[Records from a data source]
• • •
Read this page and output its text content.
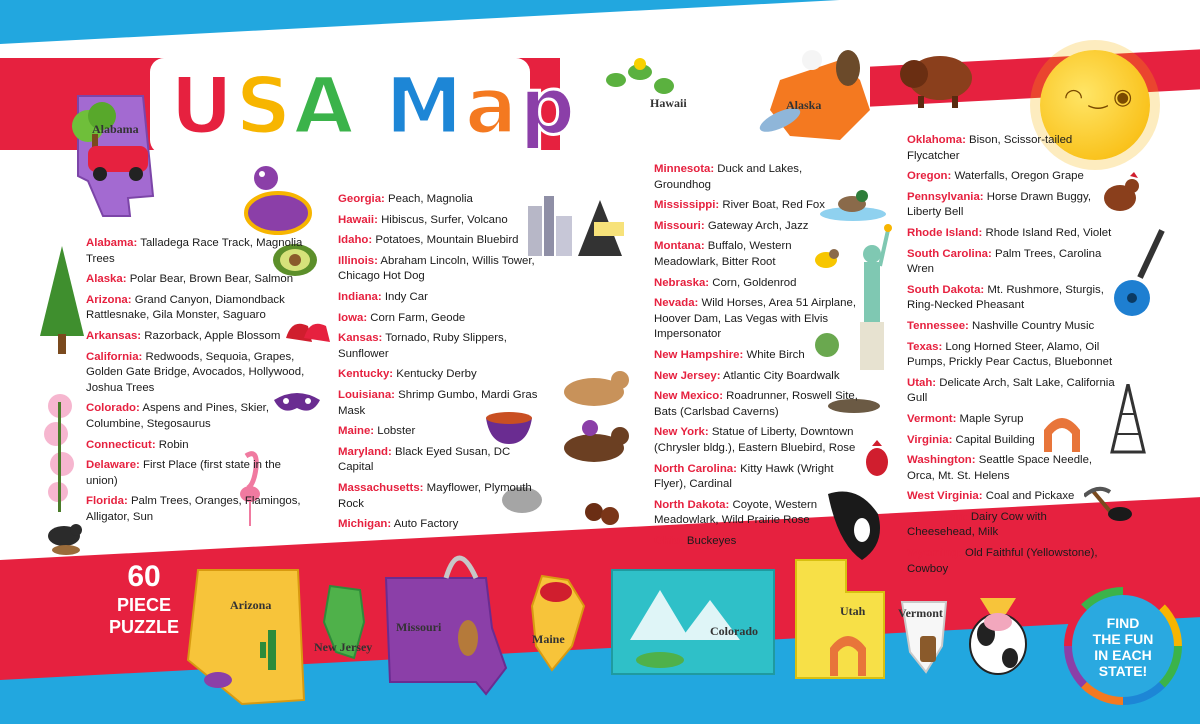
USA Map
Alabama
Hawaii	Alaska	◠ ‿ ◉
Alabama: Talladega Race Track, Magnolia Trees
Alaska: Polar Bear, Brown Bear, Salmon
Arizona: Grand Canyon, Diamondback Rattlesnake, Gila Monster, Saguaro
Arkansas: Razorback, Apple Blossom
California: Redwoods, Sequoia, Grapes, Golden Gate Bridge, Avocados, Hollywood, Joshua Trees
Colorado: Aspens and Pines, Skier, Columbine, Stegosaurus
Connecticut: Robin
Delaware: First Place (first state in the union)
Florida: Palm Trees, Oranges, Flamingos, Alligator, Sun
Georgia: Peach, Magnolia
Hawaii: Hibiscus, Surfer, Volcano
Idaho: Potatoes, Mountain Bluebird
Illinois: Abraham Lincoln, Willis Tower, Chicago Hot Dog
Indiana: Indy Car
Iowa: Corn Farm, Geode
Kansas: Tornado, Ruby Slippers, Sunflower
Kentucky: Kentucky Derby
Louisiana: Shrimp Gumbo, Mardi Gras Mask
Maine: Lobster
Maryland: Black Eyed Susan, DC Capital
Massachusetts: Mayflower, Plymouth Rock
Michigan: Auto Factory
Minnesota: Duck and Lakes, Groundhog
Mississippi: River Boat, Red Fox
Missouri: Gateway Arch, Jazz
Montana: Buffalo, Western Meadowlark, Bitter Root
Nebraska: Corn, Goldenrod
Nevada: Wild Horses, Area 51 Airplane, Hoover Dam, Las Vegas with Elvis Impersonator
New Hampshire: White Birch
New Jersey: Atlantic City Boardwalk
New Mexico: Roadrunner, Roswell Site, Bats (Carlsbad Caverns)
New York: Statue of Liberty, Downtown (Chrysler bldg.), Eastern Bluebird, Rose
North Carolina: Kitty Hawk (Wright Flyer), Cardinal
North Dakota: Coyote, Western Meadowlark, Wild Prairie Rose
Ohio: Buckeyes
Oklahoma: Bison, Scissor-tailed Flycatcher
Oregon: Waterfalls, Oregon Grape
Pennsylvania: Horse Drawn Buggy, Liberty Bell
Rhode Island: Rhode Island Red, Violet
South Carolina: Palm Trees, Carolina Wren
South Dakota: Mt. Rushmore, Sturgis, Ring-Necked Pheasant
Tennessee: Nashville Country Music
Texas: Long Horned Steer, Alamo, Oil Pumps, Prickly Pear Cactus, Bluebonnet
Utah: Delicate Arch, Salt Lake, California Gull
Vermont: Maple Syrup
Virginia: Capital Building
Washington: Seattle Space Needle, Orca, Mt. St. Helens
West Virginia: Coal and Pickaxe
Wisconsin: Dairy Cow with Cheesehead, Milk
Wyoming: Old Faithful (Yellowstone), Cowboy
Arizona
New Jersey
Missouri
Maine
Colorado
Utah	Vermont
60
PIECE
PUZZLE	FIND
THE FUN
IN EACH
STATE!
• • •
■ WHAT YOU ARE ASKED TO DO
Only lines with "Missouri" are wanted here; list each of them.

■ RESPONSE TO THIS TASK
Missouri: Gateway Arch, Jazz
Missouri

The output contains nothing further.